EXERCISE INPUTS:
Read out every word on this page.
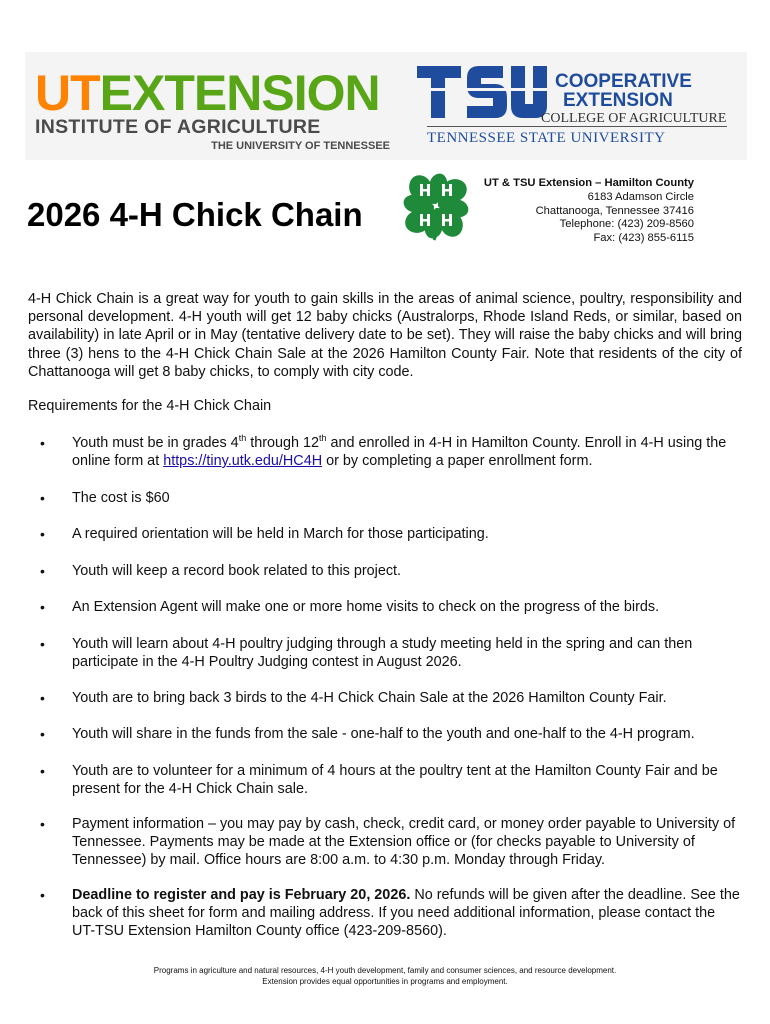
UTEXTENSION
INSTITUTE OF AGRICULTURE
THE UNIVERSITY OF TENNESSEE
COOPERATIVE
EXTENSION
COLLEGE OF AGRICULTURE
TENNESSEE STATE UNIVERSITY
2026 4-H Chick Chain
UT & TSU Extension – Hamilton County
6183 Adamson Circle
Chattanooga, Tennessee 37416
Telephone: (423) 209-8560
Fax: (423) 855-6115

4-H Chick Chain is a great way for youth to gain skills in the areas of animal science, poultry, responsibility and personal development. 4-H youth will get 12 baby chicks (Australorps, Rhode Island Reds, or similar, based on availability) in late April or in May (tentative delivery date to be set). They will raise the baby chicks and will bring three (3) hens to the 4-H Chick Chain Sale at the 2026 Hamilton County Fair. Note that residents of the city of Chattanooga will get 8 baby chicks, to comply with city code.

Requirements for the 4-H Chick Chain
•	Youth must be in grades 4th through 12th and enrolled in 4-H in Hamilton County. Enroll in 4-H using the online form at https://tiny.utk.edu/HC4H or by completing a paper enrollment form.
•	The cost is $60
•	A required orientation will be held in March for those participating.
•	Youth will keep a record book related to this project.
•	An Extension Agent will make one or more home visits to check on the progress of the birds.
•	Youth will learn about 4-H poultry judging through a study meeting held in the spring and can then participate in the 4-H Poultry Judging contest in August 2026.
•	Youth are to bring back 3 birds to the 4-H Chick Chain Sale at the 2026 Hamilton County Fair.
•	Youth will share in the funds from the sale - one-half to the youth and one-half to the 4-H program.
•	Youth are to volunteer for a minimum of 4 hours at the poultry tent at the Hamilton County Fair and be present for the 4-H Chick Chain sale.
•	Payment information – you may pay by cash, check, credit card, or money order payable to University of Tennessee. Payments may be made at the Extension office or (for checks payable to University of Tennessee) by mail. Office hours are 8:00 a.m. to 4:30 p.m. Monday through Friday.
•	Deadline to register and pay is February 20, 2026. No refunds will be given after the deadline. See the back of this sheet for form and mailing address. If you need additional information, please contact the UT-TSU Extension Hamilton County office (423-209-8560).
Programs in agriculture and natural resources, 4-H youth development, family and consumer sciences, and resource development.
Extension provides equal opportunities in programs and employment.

JOB: Show all lines from the records above where the word "bring" occurs.

EXPECTED ANSWER:
4-H Chick Chain is a great way for youth to gain skills in the areas of animal science, poultry, responsibility and personal development. 4-H youth will get 12 baby chicks (Australorps, Rhode Island Reds, or similar, based on availability) in late April or in May (tentative delivery date to be set). They will raise the baby chicks and will bring three (3) hens to the 4-H Chick Chain Sale at the 2026 Hamilton County Fair. Note that residents of the city of Chattanooga will get 8 baby chicks, to comply with city code.
•	Youth are to bring back 3 birds to the 4-H Chick Chain Sale at the 2026 Hamilton County Fair.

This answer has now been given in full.